◆ **PROBLEM DETAILS**
Leave out the pictures and retype exactly the lines from the one with "Transcribe the text in this document." through the end of the records.

◆ **Collected data**
+++

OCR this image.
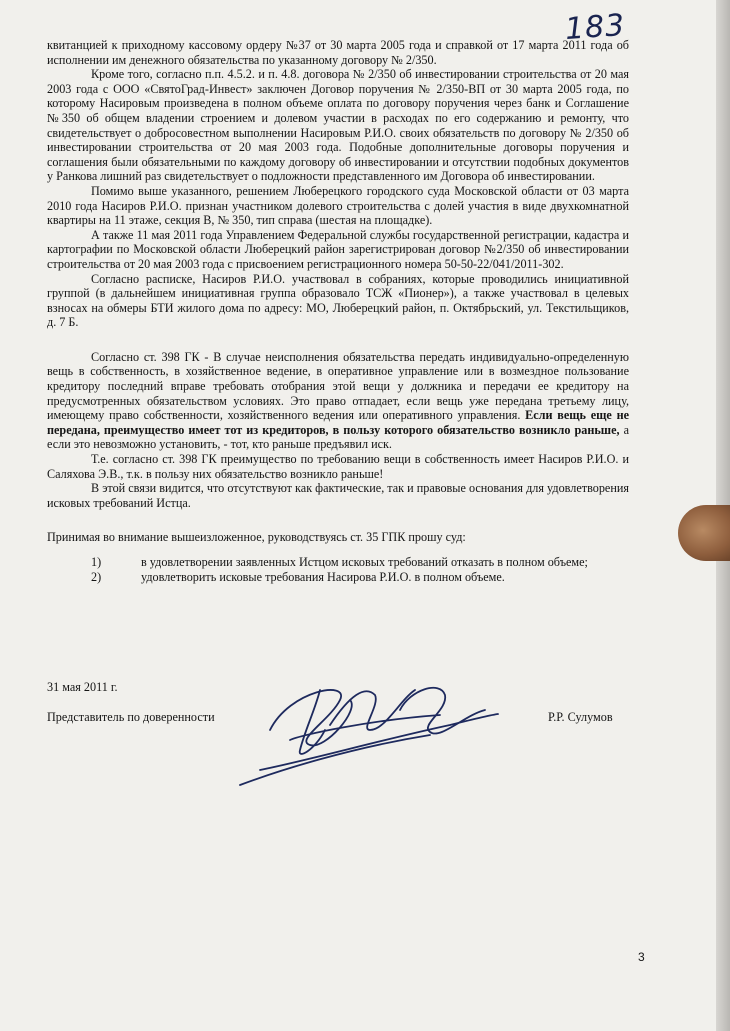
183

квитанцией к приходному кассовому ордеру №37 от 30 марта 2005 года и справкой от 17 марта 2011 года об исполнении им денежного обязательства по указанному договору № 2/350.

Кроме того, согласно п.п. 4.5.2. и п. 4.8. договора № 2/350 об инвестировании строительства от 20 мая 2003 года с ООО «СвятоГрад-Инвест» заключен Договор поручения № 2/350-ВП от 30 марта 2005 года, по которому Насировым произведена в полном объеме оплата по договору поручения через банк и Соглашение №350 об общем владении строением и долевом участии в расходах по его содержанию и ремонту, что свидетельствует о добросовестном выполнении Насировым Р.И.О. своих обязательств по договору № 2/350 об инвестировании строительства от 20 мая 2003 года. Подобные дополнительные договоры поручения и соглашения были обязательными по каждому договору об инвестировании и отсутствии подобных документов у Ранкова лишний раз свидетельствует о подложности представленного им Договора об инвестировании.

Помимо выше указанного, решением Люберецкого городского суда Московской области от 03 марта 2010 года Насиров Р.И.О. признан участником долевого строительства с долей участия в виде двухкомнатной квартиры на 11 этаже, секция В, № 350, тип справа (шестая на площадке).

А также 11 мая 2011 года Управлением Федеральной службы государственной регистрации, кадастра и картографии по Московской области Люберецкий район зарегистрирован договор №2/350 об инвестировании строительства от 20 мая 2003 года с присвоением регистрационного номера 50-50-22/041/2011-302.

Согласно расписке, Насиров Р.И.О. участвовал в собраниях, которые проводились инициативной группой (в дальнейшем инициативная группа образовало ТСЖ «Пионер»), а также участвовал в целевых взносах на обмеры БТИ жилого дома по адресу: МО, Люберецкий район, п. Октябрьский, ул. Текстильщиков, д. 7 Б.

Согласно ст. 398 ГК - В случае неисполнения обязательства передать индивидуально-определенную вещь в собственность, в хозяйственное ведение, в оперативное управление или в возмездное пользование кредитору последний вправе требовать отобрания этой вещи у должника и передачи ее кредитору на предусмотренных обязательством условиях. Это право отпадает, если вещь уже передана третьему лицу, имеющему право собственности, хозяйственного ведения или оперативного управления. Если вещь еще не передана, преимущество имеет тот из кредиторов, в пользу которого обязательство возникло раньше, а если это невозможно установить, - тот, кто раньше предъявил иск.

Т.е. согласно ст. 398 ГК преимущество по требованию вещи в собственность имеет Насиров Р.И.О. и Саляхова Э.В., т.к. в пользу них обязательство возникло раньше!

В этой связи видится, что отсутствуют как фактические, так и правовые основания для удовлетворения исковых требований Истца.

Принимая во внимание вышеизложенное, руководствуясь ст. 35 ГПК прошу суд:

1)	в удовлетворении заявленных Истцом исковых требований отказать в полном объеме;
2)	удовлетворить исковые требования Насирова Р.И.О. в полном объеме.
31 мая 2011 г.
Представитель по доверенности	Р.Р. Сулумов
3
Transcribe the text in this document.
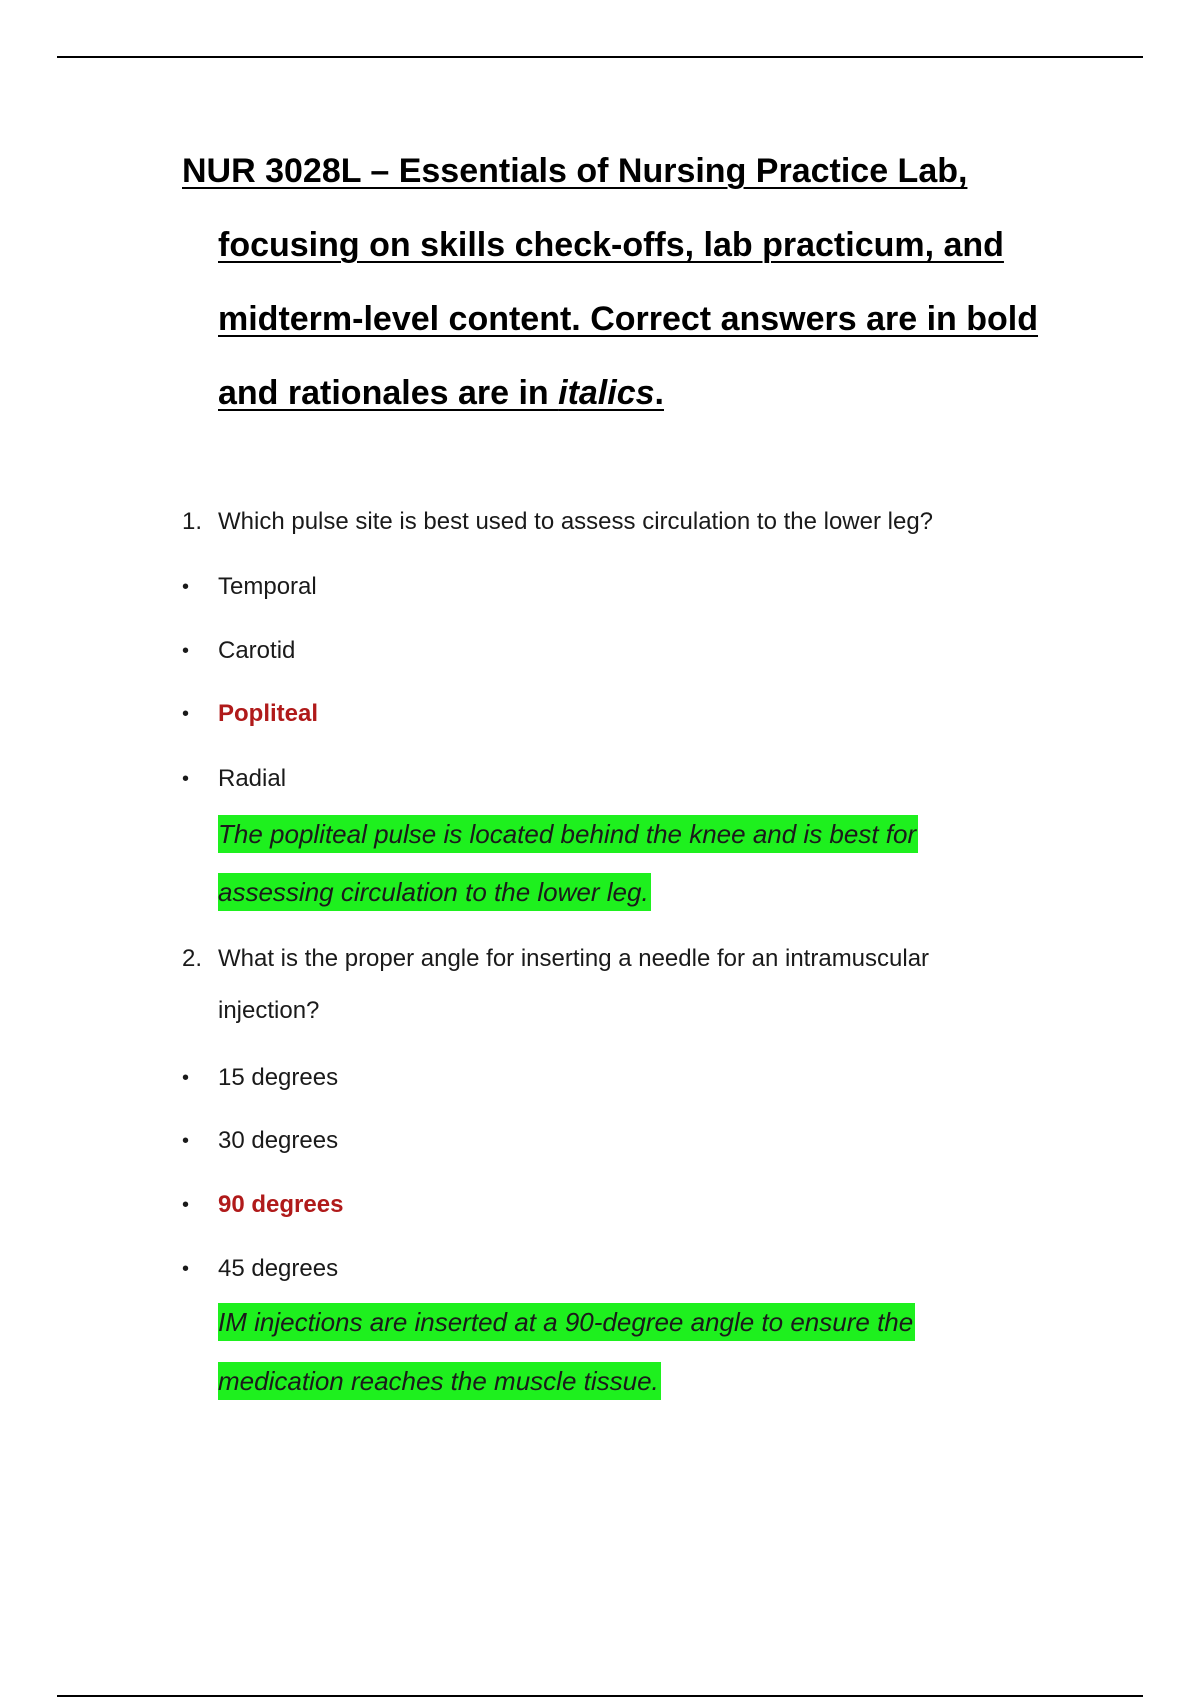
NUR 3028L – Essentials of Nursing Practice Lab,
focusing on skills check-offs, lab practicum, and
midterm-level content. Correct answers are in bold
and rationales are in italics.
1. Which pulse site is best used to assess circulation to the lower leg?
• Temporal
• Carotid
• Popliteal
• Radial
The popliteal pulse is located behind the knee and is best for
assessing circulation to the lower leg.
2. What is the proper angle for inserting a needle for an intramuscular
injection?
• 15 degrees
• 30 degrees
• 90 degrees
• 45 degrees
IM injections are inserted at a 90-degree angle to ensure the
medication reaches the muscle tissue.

+++

◆ **ANSWER TO THIS TASK**
Transcribe the text in this document.
NUR 3028L – Essentials of Nursing Practice Lab,
focusing on skills check-offs, lab practicum, and
midterm-level content. Correct answers are in bold
and rationales are in italics.
1. Which pulse site is best used to assess circulation to the lower leg?
• Temporal
• Carotid
• Popliteal
• Radial
The popliteal pulse is located behind the knee and is best for
assessing circulation to the lower leg.
2. What is the proper angle for inserting a needle for an intramuscular
injection?
• 15 degrees
• 30 degrees
• 90 degrees
• 45 degrees
IM injections are inserted at a 90-degree angle to ensure the
medication reaches the muscle tissue.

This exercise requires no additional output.